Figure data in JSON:
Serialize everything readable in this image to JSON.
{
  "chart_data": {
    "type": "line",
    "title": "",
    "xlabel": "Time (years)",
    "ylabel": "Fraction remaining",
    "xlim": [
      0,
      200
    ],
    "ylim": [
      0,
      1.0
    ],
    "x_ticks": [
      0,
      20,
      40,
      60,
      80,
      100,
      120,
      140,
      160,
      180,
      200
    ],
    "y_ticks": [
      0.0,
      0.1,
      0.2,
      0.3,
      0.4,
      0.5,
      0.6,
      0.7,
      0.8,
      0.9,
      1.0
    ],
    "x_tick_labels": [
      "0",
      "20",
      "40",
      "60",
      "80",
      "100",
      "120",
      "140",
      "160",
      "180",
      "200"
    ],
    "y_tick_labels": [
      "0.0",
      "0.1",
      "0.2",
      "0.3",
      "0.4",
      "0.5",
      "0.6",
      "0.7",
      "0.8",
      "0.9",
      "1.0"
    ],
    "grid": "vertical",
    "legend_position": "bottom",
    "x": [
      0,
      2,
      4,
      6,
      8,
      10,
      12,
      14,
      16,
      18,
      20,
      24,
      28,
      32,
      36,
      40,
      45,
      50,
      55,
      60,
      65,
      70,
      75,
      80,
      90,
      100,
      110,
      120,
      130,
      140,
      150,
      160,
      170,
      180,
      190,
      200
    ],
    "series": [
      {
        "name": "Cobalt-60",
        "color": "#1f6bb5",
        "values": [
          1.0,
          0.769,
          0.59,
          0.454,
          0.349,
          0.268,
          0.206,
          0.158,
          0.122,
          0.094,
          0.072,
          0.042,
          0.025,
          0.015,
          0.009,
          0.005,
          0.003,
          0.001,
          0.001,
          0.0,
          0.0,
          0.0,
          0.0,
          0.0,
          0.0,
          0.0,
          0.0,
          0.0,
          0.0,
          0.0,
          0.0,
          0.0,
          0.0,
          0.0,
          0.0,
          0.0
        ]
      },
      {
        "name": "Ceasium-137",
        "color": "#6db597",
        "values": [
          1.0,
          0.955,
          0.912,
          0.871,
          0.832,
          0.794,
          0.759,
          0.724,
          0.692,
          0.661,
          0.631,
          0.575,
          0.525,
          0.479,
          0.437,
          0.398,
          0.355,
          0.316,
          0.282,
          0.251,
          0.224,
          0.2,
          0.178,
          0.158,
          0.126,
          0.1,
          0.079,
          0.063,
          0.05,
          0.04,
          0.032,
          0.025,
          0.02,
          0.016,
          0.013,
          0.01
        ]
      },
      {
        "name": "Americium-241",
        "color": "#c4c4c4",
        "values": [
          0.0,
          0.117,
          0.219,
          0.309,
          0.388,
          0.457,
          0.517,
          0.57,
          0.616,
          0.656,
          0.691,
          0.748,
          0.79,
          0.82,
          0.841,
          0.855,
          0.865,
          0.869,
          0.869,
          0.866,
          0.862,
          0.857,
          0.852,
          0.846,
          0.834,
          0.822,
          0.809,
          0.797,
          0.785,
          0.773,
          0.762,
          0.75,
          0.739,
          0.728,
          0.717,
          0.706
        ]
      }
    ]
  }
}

Exercise objective: From the data above, copy each line that has the string "color".

Exercise answer:
        "color": "#1f6bb5",
        "color": "#6db597",
        "color": "#c4c4c4",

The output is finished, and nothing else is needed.